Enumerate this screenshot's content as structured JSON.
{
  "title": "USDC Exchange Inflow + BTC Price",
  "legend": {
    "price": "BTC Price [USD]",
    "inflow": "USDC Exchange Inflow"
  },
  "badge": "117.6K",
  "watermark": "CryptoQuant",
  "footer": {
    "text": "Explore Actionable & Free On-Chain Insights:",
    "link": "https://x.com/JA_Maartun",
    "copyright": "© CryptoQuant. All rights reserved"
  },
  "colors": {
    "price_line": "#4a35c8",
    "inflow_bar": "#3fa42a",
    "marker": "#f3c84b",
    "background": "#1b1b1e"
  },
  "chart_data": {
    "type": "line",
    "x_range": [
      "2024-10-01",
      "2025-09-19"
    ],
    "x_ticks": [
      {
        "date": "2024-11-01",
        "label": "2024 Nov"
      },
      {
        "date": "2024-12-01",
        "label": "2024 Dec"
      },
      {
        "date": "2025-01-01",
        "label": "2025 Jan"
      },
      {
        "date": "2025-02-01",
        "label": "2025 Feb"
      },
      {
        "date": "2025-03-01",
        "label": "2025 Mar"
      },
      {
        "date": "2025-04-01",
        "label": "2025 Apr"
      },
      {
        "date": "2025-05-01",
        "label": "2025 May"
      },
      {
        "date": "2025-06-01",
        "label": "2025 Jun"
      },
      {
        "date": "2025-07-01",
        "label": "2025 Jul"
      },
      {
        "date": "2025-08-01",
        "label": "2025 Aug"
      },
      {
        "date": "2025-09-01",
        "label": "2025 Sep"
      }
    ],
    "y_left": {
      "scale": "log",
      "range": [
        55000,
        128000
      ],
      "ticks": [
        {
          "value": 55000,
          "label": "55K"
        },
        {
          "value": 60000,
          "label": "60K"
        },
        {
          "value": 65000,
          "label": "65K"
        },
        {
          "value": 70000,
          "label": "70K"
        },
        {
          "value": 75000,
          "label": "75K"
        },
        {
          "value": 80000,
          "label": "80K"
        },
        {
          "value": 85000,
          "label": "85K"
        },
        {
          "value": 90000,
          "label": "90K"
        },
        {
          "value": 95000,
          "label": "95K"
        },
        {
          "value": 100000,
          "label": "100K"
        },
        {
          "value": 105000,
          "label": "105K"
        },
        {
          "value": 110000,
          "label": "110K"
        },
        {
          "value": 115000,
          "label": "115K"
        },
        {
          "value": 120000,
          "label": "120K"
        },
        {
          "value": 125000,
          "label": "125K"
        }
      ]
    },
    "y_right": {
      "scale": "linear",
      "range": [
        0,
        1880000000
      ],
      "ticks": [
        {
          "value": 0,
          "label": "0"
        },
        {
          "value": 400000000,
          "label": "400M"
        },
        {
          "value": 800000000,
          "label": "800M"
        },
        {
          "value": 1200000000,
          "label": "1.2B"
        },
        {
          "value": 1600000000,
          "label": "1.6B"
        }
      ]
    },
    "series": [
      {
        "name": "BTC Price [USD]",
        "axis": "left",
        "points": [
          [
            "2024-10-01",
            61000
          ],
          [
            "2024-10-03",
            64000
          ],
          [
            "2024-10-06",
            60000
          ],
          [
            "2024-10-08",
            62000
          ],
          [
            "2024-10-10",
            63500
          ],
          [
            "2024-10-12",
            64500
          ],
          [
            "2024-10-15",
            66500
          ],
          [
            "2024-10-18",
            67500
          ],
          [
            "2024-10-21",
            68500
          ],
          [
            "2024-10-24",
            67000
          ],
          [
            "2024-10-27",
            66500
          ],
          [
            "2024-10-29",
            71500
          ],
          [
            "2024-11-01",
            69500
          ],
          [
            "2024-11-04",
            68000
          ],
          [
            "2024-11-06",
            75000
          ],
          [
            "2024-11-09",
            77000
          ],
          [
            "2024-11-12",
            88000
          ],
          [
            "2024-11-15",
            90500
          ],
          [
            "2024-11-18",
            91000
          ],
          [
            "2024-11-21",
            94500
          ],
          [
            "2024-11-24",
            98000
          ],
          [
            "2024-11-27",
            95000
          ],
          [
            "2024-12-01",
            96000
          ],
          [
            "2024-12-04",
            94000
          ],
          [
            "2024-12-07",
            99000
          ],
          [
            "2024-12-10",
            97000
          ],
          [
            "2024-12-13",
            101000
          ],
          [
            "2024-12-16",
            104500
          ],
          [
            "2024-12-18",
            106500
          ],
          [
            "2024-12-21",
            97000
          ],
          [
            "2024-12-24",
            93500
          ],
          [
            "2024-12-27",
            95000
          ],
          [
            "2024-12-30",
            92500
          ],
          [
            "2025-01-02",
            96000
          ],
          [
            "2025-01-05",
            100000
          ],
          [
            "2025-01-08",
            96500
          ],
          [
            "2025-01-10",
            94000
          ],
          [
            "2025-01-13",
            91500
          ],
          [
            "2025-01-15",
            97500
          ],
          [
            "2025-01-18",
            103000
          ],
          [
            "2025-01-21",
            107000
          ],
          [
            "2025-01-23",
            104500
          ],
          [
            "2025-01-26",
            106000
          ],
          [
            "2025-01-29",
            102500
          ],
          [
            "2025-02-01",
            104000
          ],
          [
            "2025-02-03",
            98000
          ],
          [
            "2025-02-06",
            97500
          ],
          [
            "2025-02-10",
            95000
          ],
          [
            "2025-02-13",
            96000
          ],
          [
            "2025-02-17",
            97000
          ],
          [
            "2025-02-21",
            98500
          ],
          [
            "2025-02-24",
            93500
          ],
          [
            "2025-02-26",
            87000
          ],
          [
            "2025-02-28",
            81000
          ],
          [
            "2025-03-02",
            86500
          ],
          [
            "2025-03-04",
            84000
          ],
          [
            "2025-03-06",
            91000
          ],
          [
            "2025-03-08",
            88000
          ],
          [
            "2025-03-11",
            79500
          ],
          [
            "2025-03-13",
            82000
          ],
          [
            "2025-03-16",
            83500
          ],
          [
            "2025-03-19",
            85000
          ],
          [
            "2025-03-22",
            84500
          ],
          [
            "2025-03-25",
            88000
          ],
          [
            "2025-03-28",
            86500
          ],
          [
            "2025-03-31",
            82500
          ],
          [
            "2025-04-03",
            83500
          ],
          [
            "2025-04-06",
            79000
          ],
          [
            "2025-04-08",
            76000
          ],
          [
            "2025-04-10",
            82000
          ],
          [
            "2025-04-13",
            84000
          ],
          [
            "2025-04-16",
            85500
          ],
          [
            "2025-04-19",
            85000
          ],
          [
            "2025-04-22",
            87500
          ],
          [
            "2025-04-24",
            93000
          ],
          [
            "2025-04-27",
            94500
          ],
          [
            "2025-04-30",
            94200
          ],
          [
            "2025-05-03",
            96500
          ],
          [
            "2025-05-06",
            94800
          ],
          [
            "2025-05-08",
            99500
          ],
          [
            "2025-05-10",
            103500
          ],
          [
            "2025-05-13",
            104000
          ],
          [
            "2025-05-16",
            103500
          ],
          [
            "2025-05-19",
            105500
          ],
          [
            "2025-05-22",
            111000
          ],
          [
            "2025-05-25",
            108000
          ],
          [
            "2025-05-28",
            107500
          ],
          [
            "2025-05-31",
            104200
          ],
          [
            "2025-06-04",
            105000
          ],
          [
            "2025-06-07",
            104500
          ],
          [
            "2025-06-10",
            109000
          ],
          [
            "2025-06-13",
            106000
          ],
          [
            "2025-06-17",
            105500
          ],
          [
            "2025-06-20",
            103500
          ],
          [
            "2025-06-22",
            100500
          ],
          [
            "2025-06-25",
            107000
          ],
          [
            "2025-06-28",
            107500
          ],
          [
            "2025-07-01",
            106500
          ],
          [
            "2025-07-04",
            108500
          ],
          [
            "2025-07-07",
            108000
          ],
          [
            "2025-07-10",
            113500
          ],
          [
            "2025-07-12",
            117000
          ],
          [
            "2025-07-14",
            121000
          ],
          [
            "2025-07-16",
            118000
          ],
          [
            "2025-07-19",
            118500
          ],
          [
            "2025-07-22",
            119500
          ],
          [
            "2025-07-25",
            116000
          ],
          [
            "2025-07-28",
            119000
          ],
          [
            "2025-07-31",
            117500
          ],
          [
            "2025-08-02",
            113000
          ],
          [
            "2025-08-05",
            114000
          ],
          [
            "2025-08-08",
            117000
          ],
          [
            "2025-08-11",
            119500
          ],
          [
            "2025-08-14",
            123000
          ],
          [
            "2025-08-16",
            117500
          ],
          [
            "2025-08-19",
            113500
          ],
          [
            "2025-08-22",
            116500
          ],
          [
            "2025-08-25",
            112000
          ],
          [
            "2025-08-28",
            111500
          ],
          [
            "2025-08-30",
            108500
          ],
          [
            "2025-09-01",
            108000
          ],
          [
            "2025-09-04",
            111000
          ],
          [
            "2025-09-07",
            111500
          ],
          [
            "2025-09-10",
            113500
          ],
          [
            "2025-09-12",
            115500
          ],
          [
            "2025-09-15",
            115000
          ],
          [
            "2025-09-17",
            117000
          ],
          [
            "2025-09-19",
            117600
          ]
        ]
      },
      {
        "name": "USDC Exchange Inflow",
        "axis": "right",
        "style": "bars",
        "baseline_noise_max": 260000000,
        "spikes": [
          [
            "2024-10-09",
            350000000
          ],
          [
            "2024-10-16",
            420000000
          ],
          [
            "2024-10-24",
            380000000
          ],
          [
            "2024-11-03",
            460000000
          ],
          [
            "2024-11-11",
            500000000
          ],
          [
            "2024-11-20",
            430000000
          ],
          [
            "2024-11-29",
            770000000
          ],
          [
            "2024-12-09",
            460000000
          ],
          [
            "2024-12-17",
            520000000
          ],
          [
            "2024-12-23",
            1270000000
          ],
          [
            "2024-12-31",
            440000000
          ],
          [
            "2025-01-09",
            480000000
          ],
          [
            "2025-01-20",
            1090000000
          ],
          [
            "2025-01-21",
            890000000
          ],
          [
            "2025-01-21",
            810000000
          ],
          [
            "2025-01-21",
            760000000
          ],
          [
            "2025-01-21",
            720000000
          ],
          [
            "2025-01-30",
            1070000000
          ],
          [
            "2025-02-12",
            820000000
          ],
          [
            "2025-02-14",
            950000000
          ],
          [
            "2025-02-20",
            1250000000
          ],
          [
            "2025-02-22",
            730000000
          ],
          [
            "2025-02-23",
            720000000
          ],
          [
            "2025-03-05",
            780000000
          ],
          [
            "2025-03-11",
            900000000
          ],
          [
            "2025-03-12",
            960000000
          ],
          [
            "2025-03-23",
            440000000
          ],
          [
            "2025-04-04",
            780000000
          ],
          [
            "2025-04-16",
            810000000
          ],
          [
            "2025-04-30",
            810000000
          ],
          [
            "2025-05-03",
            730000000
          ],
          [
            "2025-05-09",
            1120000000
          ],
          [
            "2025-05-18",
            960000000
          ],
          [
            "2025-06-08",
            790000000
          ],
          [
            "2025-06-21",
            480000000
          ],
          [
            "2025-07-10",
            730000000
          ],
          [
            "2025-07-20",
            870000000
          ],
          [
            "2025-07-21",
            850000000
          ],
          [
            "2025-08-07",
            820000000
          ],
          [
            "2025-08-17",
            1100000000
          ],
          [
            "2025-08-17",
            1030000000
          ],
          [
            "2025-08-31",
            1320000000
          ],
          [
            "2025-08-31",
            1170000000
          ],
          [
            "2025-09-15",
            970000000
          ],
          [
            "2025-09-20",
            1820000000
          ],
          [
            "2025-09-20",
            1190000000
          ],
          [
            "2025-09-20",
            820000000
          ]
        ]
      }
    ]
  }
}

▶ [THE TASK] List all lines from the entries that include the word "name".

▶ [SOLUTION BELOW]
        "name": "BTC Price [USD]",
        "name": "USDC Exchange Inflow",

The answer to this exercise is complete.